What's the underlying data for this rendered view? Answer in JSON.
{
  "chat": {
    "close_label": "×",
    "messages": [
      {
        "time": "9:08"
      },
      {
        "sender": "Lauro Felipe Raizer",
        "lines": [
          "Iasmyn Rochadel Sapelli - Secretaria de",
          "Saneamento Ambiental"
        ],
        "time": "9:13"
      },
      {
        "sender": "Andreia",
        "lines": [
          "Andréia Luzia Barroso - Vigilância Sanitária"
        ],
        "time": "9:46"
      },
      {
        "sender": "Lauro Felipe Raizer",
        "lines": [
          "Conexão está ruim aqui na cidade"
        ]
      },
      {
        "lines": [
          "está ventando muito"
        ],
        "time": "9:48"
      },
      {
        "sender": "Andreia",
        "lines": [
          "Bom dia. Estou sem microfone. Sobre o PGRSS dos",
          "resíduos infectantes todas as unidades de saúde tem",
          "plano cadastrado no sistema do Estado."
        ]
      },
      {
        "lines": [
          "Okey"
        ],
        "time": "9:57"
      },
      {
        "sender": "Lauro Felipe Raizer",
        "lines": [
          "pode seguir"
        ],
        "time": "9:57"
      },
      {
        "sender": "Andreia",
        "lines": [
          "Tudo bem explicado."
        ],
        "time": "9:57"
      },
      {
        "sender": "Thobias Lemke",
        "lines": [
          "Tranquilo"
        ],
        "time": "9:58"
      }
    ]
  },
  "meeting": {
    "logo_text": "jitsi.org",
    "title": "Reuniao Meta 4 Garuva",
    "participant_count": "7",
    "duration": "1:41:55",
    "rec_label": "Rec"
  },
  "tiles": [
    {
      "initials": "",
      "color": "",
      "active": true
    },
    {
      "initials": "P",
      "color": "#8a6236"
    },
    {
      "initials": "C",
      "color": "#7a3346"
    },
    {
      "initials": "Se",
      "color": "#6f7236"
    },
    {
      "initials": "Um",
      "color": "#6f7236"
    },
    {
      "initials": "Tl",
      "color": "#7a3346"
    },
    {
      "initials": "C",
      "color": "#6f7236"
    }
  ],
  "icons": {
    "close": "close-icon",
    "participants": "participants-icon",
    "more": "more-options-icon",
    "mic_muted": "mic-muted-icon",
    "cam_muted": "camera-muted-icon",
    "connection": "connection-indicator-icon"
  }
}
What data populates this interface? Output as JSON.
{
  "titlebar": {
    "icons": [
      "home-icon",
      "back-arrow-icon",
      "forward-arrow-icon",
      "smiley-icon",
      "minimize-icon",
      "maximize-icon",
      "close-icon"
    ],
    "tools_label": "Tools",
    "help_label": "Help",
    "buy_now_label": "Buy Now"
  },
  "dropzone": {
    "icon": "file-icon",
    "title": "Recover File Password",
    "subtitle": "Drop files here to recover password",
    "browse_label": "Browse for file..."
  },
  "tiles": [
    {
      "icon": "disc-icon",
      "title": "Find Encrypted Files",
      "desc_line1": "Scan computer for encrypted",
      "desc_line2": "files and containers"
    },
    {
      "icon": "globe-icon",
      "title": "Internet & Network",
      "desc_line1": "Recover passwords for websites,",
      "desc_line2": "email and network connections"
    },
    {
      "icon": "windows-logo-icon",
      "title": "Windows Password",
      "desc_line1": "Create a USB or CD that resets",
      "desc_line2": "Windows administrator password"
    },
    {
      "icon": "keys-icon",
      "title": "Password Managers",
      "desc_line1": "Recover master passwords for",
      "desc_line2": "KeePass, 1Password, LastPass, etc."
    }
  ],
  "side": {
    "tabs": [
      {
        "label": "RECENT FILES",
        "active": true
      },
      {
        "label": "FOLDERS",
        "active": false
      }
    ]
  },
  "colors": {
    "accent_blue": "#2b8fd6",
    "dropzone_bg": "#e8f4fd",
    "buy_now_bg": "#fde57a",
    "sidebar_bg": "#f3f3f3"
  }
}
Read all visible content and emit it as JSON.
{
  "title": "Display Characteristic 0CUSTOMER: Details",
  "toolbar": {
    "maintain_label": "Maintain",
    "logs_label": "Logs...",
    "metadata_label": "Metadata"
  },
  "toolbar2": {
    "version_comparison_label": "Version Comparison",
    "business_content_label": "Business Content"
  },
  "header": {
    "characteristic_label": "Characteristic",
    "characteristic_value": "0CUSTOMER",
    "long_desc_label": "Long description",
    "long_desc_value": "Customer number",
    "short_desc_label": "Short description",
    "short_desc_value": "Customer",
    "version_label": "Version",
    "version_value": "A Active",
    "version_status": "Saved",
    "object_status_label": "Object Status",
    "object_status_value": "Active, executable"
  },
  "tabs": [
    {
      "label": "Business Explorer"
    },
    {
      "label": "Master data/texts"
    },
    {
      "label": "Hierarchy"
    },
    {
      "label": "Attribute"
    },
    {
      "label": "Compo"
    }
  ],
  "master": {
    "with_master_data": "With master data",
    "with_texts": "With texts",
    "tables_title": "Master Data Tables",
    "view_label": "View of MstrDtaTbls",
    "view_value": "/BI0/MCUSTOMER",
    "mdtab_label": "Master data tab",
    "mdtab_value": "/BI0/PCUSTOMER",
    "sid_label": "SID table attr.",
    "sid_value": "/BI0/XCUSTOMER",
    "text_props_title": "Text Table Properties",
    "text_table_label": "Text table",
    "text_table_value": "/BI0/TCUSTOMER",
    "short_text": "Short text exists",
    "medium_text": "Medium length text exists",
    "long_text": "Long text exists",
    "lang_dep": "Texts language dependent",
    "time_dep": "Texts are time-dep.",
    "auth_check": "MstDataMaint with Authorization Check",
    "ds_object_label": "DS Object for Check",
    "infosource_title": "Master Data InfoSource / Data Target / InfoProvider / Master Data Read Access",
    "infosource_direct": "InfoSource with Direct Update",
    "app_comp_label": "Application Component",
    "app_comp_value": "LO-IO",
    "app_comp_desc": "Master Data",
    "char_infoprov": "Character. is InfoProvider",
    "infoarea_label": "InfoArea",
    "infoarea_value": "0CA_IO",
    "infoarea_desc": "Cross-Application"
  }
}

● SET TASK:
Nothing in the data may differ; print all of it exactly as written.

● ANSWER TO THE EXERCISE:
What's the underlying data for this rendered view? Answer in JSON.
{
  "chat": {
    "close_label": "×",
    "messages": [
      {
        "time": "9:08"
      },
      {
        "sender": "Lauro Felipe Raizer",
        "lines": [
          "Iasmyn Rochadel Sapelli - Secretaria de",
          "Saneamento Ambiental"
        ],
        "time": "9:13"
      },
      {
        "sender": "Andreia",
        "lines": [
          "Andréia Luzia Barroso - Vigilância Sanitária"
        ],
        "time": "9:46"
      },
      {
        "sender": "Lauro Felipe Raizer",
        "lines": [
          "Conexão está ruim aqui na cidade"
        ]
      },
      {
        "lines": [
          "está ventando muito"
        ],
        "time": "9:48"
      },
      {
        "sender": "Andreia",
        "lines": [
          "Bom dia. Estou sem microfone. Sobre o PGRSS dos",
          "resíduos infectantes todas as unidades de saúde tem",
          "plano cadastrado no sistema do Estado."
        ]
      },
      {
        "lines": [
          "Okey"
        ],
        "time": "9:57"
      },
      {
        "sender": "Lauro Felipe Raizer",
        "lines": [
          "pode seguir"
        ],
        "time": "9:57"
      },
      {
        "sender": "Andreia",
        "lines": [
          "Tudo bem explicado."
        ],
        "time": "9:57"
      },
      {
        "sender": "Thobias Lemke",
        "lines": [
          "Tranquilo"
        ],
        "time": "9:58"
      }
    ]
  },
  "meeting": {
    "logo_text": "jitsi.org",
    "title": "Reuniao Meta 4 Garuva",
    "participant_count": "7",
    "duration": "1:41:55",
    "rec_label": "Rec"
  },
  "tiles": [
    {
      "initials": "",
      "color": "",
      "active": true
    },
    {
      "initials": "P",
      "color": "#8a6236"
    },
    {
      "initials": "C",
      "color": "#7a3346"
    },
    {
      "initials": "Se",
      "color": "#6f7236"
    },
    {
      "initials": "Um",
      "color": "#6f7236"
    },
    {
      "initials": "Tl",
      "color": "#7a3346"
    },
    {
      "initials": "C",
      "color": "#6f7236"
    }
  ],
  "icons": {
    "close": "close-icon",
    "participants": "participants-icon",
    "more": "more-options-icon",
    "mic_muted": "mic-muted-icon",
    "cam_muted": "camera-muted-icon",
    "connection": "connection-indicator-icon"
  }
}
What data populates this interface? Output as JSON.
{
  "titlebar": {
    "icons": [
      "home-icon",
      "back-arrow-icon",
      "forward-arrow-icon",
      "smiley-icon",
      "minimize-icon",
      "maximize-icon",
      "close-icon"
    ],
    "tools_label": "Tools",
    "help_label": "Help",
    "buy_now_label": "Buy Now"
  },
  "dropzone": {
    "icon": "file-icon",
    "title": "Recover File Password",
    "subtitle": "Drop files here to recover password",
    "browse_label": "Browse for file..."
  },
  "tiles": [
    {
      "icon": "disc-icon",
      "title": "Find Encrypted Files",
      "desc_line1": "Scan computer for encrypted",
      "desc_line2": "files and containers"
    },
    {
      "icon": "globe-icon",
      "title": "Internet & Network",
      "desc_line1": "Recover passwords for websites,",
      "desc_line2": "email and network connections"
    },
    {
      "icon": "windows-logo-icon",
      "title": "Windows Password",
      "desc_line1": "Create a USB or CD that resets",
      "desc_line2": "Windows administrator password"
    },
    {
      "icon": "keys-icon",
      "title": "Password Managers",
      "desc_line1": "Recover master passwords for",
      "desc_line2": "KeePass, 1Password, LastPass, etc."
    }
  ],
  "side": {
    "tabs": [
      {
        "label": "RECENT FILES",
        "active": true
      },
      {
        "label": "FOLDERS",
        "active": false
      }
    ]
  },
  "colors": {
    "accent_blue": "#2b8fd6",
    "dropzone_bg": "#e8f4fd",
    "buy_now_bg": "#fde57a",
    "sidebar_bg": "#f3f3f3"
  }
}
Read all visible content and emit it as JSON.
{
  "title": "Display Characteristic 0CUSTOMER: Details",
  "toolbar": {
    "maintain_label": "Maintain",
    "logs_label": "Logs...",
    "metadata_label": "Metadata"
  },
  "toolbar2": {
    "version_comparison_label": "Version Comparison",
    "business_content_label": "Business Content"
  },
  "header": {
    "characteristic_label": "Characteristic",
    "characteristic_value": "0CUSTOMER",
    "long_desc_label": "Long description",
    "long_desc_value": "Customer number",
    "short_desc_label": "Short description",
    "short_desc_value": "Customer",
    "version_label": "Version",
    "version_value": "A Active",
    "version_status": "Saved",
    "object_status_label": "Object Status",
    "object_status_value": "Active, executable"
  },
  "tabs": [
    {
      "label": "Business Explorer"
    },
    {
      "label": "Master data/texts"
    },
    {
      "label": "Hierarchy"
    },
    {
      "label": "Attribute"
    },
    {
      "label": "Compo"
    }
  ],
  "master": {
    "with_master_data": "With master data",
    "with_texts": "With texts",
    "tables_title": "Master Data Tables",
    "view_label": "View of MstrDtaTbls",
    "view_value": "/BI0/MCUSTOMER",
    "mdtab_label": "Master data tab",
    "mdtab_value": "/BI0/PCUSTOMER",
    "sid_label": "SID table attr.",
    "sid_value": "/BI0/XCUSTOMER",
    "text_props_title": "Text Table Properties",
    "text_table_label": "Text table",
    "text_table_value": "/BI0/TCUSTOMER",
    "short_text": "Short text exists",
    "medium_text": "Medium length text exists",
    "long_text": "Long text exists",
    "lang_dep": "Texts language dependent",
    "time_dep": "Texts are time-dep.",
    "auth_check": "MstDataMaint with Authorization Check",
    "ds_object_label": "DS Object for Check",
    "infosource_title": "Master Data InfoSource / Data Target / InfoProvider / Master Data Read Access",
    "infosource_direct": "InfoSource with Direct Update",
    "app_comp_label": "Application Component",
    "app_comp_value": "LO-IO",
    "app_comp_desc": "Master Data",
    "char_infoprov": "Character. is InfoProvider",
    "infoarea_label": "InfoArea",
    "infoarea_value": "0CA_IO",
    "infoarea_desc": "Cross-Application"
  }
}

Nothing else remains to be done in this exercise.